Fixed a bunch of small problems with modules and let the report render even with errors
Updated the report template with light and dark themes (set to user preference)
The module reference_check is split into ref_doi_check and ref_accuracy.
Lots of modules got renamed so they have a consistent format.

metacheck 0.0.0.9062

json_expand() updated to handle LLM JSON errors more gracefully.
You can pass arguments to modules via report() now with the new args argument.
New get_prev_outputs() module helper function
Updated the vignettes.
Modules aspredicted and retractionwatch are removed, as they are superseded by prereg_check and reference_check.
The module nonsignificant_pvalue has changed to nonsig_p
The default modules in a report have changed.
A new module report helper, format_ref() for displaying references in bibentry or bibtex formats
The ref column of the bib table in paper objects is now the bibentry for a reference, not just the formatted text. This will allow for more formatting options.

metacheck 0.0.0.9061

Efficiency improvements to the OSF functions
Fixed some confusing parts of the articles that changed when the module output report structure changed.
Modules are now categorised by section: general, intro, method, results, discussion, reference
Reports are organised by section
Display improvement in reports
Module report improvement (e.g., fixing broken links)
New example report on the pkgdown website

metacheck 0.0.0.9060

Lots of changes for how reports are formatted
In module output, summary is now summary_table
Fixed a bug where some .docx file wouldn't read in (support for Word files is still patchy -- ideally render to PDF)
New pubpeer_comments() function (now vectorised)
Module helpers: scroll_table(), collapse_section(), link(), plural(), pb()

metacheck 0.0.0.9059

Package name changed to metacheck!

(Given information)
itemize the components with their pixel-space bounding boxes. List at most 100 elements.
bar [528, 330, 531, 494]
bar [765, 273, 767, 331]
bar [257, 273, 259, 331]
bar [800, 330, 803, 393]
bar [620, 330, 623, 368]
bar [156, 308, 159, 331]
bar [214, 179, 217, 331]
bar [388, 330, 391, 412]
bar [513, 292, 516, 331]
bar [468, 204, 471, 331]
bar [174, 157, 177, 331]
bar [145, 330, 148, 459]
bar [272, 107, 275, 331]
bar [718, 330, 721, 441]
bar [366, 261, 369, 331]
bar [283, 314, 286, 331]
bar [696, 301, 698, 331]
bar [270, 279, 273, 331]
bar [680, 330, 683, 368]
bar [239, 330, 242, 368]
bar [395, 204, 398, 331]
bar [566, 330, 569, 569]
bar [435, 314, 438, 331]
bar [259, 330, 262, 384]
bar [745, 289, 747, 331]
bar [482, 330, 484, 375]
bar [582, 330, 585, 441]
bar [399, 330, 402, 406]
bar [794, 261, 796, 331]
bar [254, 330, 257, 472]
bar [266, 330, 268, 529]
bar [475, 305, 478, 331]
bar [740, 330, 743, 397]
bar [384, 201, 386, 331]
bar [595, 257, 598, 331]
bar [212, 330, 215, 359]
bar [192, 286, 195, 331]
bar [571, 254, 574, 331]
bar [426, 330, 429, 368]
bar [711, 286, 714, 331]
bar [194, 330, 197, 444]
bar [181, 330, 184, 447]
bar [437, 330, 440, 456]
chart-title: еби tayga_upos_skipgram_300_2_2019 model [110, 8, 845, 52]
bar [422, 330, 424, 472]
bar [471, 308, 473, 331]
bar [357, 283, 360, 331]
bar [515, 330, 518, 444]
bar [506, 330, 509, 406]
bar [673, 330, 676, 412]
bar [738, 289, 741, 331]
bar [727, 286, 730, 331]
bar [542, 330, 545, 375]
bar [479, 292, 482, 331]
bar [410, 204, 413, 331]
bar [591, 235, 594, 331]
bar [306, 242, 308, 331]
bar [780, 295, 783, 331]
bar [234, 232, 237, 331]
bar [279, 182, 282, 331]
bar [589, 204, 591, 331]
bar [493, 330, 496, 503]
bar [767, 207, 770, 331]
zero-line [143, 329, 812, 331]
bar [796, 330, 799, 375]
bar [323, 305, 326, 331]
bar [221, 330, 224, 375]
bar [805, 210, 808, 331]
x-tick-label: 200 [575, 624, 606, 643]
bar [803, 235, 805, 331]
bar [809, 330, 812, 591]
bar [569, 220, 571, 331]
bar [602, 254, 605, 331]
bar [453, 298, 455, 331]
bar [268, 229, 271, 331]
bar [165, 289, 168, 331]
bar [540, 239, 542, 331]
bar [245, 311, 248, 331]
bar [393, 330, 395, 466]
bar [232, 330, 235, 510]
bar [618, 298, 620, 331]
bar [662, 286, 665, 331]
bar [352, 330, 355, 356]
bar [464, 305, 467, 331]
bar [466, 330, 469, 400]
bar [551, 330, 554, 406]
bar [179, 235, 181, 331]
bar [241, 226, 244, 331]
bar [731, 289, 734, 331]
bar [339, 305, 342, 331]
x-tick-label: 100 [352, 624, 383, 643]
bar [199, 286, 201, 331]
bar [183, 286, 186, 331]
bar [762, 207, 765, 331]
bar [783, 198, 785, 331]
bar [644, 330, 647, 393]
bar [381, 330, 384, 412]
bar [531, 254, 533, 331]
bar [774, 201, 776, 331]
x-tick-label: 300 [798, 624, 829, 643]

(Exercise tasks)
[A] In the metacheck changelog, give the passage starting at "metacheck 0.0.0.9060" and ending at "link(), plural(), pb()" again, substituting "limited" for "patchy".
[B] Answer these questions from the metacheck changelog:
(i) Which module is split into ref_doi_check and ref_accuracy?
(ii) In version 0.0.0.9061, which sections are modules categorised by?
(iii) In version 0.0.0.9060, what is summary renamed to in module output?
[C] Continue the metacheck changelog from its last line.

(Written responses)
[A]
metacheck 0.0.0.9060

Lots of changes for how reports are formatted
In module output, summary is now summary_table
Fixed a bug where some .docx file wouldn't read in (support for Word files is still limited -- ideally render to PDF)
New pubpeer_comments() function (now vectorised)
Module helpers: scroll_table(), collapse_section(), link(), plural(), pb()

[B]
(i) reference_check
(ii) General, intro, method, results, discussion, reference
(iii) summary_table

[C]
Fixed a bug in osf_file_download() when multiple files have the same name and ignore_folder_structure = TRUE.
osf_file_download() should handle errors more gracefully (with warnings, but not fail)

metacheck 0.0.0.9058

openalex() results now include abstract, which parses the abstract_inverted_index for you

metacheck 0.0.0.9057

New functions/modules

New module: miscitation to detect commonly mis-cited papers (a proof-of-concept)
New module: power to detect and classify power analyses (currently being validated)
New module: aspredicted to get structured data from AsPredicted preregistrations (mainly for info)
module_template() creates a module file from a template
orcid_person() gets details from an ORCiD, such as name, emails, country
osf_preprint_list() returns a table of preprints from the OSF optionally filtered by archive and dates created or modified
Added an API wrapper - it is now possible to run papercheck functions and modules via a REST API. See inst/plumber/README.md for details.
Added documentation and plumber/Docker quickstart for the API

Changes

Changes to module_find() to find potential modules in the working directory and ./modules/
Changes to effectsize module so text of the potential effect size is given in mod_output$table$es (mod_output$summary$ttests_n and mod_output$summary$Ftests_n columns removed, as they are just the sum of *tests_with_es and *tests_without_es)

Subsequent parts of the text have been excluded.